- [TASK REQUIREMENTS] Reproduce the records below exactly, leaving out any pictures.

(Records contained in a dataset)
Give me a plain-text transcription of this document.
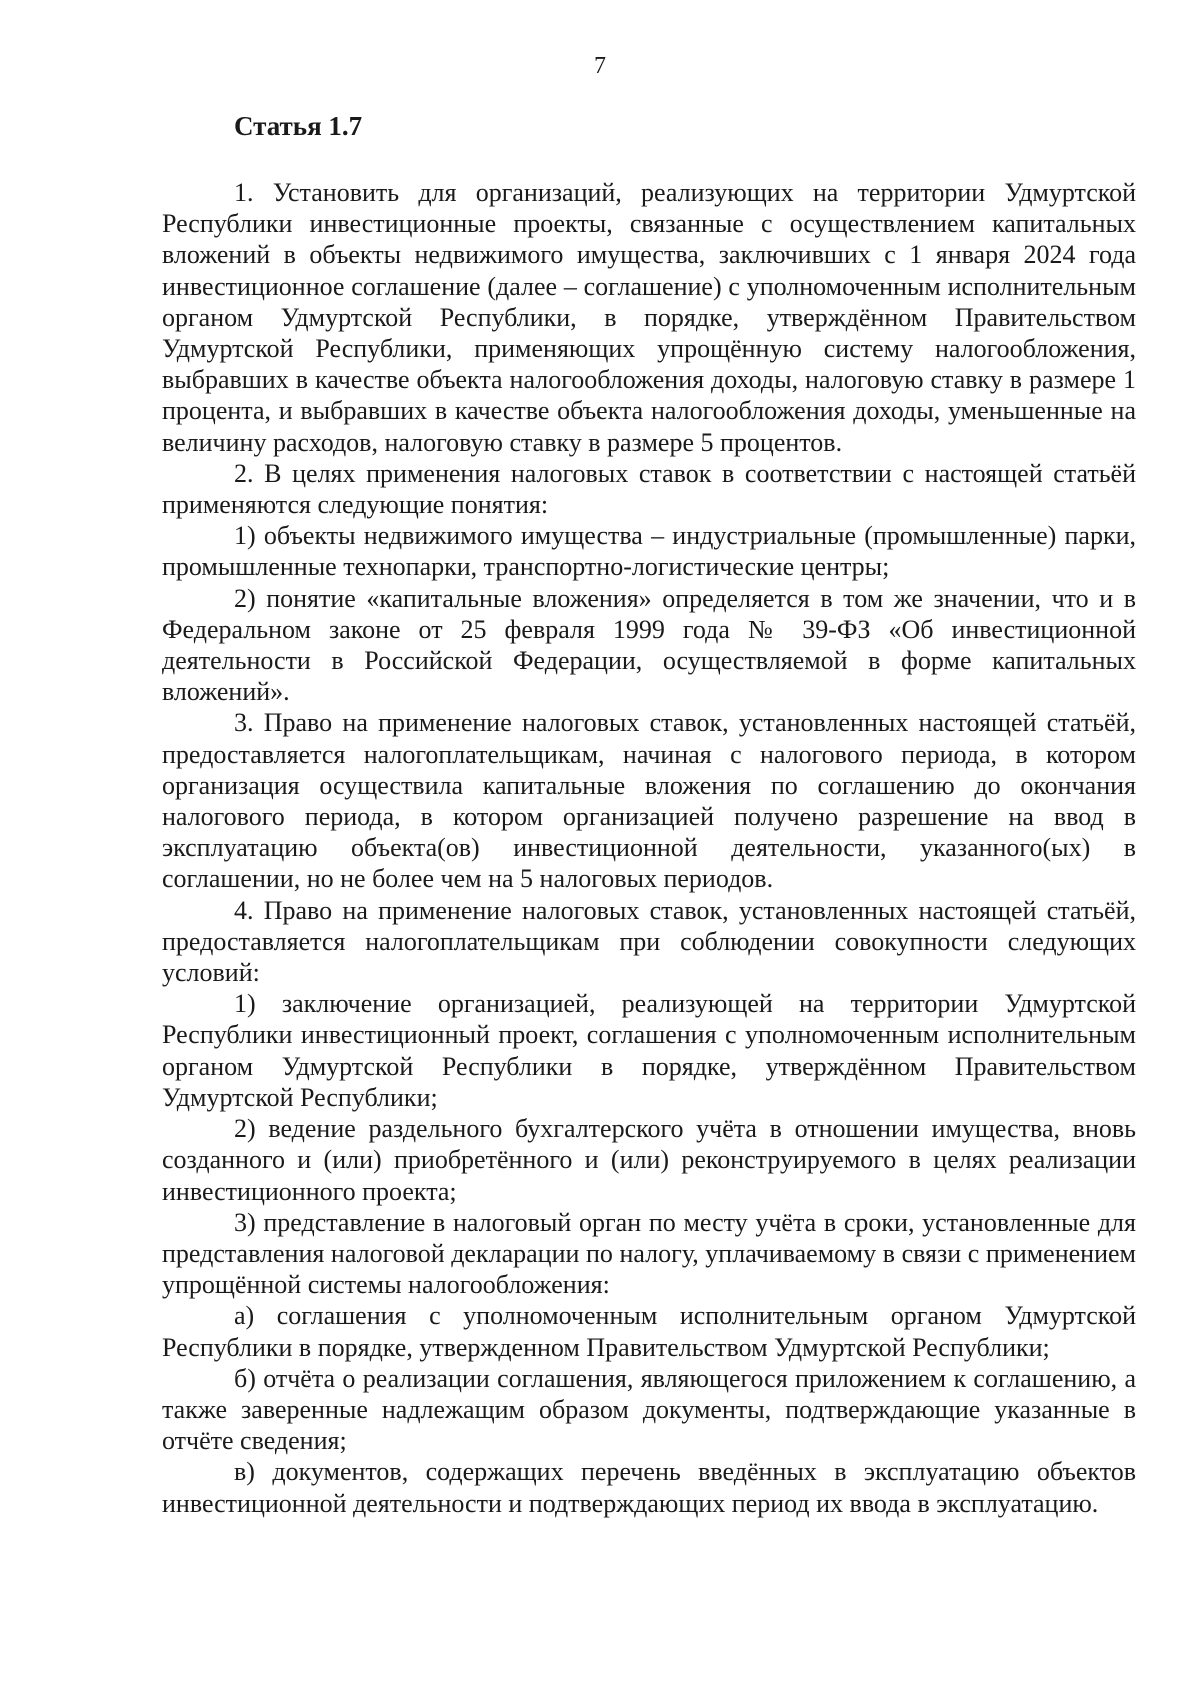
7
Статья 1.7

1. Установить для организаций, реализующих на территории Удмуртской Республики инвестиционные проекты, связанные с осуществлением капитальных вложений в объекты недвижимого имущества, заключивших с 1 января 2024 года инвестиционное соглашение (далее – соглашение) с уполномоченным исполнительным органом Удмуртской Республики, в порядке, утверждённом Правительством Удмуртской Республики, применяющих упрощённую систему налогообложения, выбравших в качестве объекта налогообложения доходы, налоговую ставку в размере 1 процента, и выбравших в качестве объекта налогообложения доходы, уменьшенные на величину расходов, налоговую ставку в размере 5 процентов.

2. В целях применения налоговых ставок в соответствии с настоящей статьёй применяются следующие понятия:

1) объекты недвижимого имущества – индустриальные (промышленные) парки, промышленные технопарки, транспортно-логистические центры;

2) понятие «капитальные вложения» определяется в том же значении, что и в Федеральном законе от 25 февраля 1999 года № 39-ФЗ «Об инвестиционной деятельности в Российской Федерации, осуществляемой в форме капитальных вложений».

3. Право на применение налоговых ставок, установленных настоящей статьёй, предоставляется налогоплательщикам, начиная с налогового периода, в котором организация осуществила капитальные вложения по соглашению до окончания налогового периода, в котором организацией получено разрешение на ввод в эксплуатацию объекта(ов) инвестиционной деятельности, указанного(ых) в соглашении, но не более чем на 5 налоговых периодов.

4. Право на применение налоговых ставок, установленных настоящей статьёй, предоставляется налогоплательщикам при соблюдении совокупности следующих условий:

1) заключение организацией, реализующей на территории Удмуртской Республики инвестиционный проект, соглашения с уполномоченным исполнительным органом Удмуртской Республики в порядке, утверждённом Правительством Удмуртской Республики;

2) ведение раздельного бухгалтерского учёта в отношении имущества, вновь созданного и (или) приобретённого и (или) реконструируемого в целях реализации инвестиционного проекта;

3) представление в налоговый орган по месту учёта в сроки, установленные для представления налоговой декларации по налогу, уплачиваемому в связи с применением упрощённой системы налогообложения:

а) соглашения с уполномоченным исполнительным органом Удмуртской Республики в порядке, утвержденном Правительством Удмуртской Республики;

б) отчёта о реализации соглашения, являющегося приложением к соглашению, а также заверенные надлежащим образом документы, подтверждающие указанные в отчёте сведения;

в) документов, содержащих перечень введённых в эксплуатацию объектов инвестиционной деятельности и подтверждающих период их ввода в эксплуатацию.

- [TASK RESULT]
Give me a plain-text transcription of this document.
7
Статья 1.7

1. Установить для организаций, реализующих на территории Удмуртской Республики инвестиционные проекты, связанные с осуществлением капитальных вложений в объекты недвижимого имущества, заключивших с 1 января 2024 года инвестиционное соглашение (далее – соглашение) с уполномоченным исполнительным органом Удмуртской Республики, в порядке, утверждённом Правительством Удмуртской Республики, применяющих упрощённую систему налогообложения, выбравших в качестве объекта налогообложения доходы, налоговую ставку в размере 1 процента, и выбравших в качестве объекта налогообложения доходы, уменьшенные на величину расходов, налоговую ставку в размере 5 процентов.

2. В целях применения налоговых ставок в соответствии с настоящей статьёй применяются следующие понятия:

1) объекты недвижимого имущества – индустриальные (промышленные) парки, промышленные технопарки, транспортно-логистические центры;

2) понятие «капитальные вложения» определяется в том же значении, что и в Федеральном законе от 25 февраля 1999 года № 39-ФЗ «Об инвестиционной деятельности в Российской Федерации, осуществляемой в форме капитальных вложений».

3. Право на применение налоговых ставок, установленных настоящей статьёй, предоставляется налогоплательщикам, начиная с налогового периода, в котором организация осуществила капитальные вложения по соглашению до окончания налогового периода, в котором организацией получено разрешение на ввод в эксплуатацию объекта(ов) инвестиционной деятельности, указанного(ых) в соглашении, но не более чем на 5 налоговых периодов.

4. Право на применение налоговых ставок, установленных настоящей статьёй, предоставляется налогоплательщикам при соблюдении совокупности следующих условий:

1) заключение организацией, реализующей на территории Удмуртской Республики инвестиционный проект, соглашения с уполномоченным исполнительным органом Удмуртской Республики в порядке, утверждённом Правительством Удмуртской Республики;

2) ведение раздельного бухгалтерского учёта в отношении имущества, вновь созданного и (или) приобретённого и (или) реконструируемого в целях реализации инвестиционного проекта;

3) представление в налоговый орган по месту учёта в сроки, установленные для представления налоговой декларации по налогу, уплачиваемому в связи с применением упрощённой системы налогообложения:

а) соглашения с уполномоченным исполнительным органом Удмуртской Республики в порядке, утвержденном Правительством Удмуртской Республики;

б) отчёта о реализации соглашения, являющегося приложением к соглашению, а также заверенные надлежащим образом документы, подтверждающие указанные в отчёте сведения;

в) документов, содержащих перечень введённых в эксплуатацию объектов инвестиционной деятельности и подтверждающих период их ввода в эксплуатацию.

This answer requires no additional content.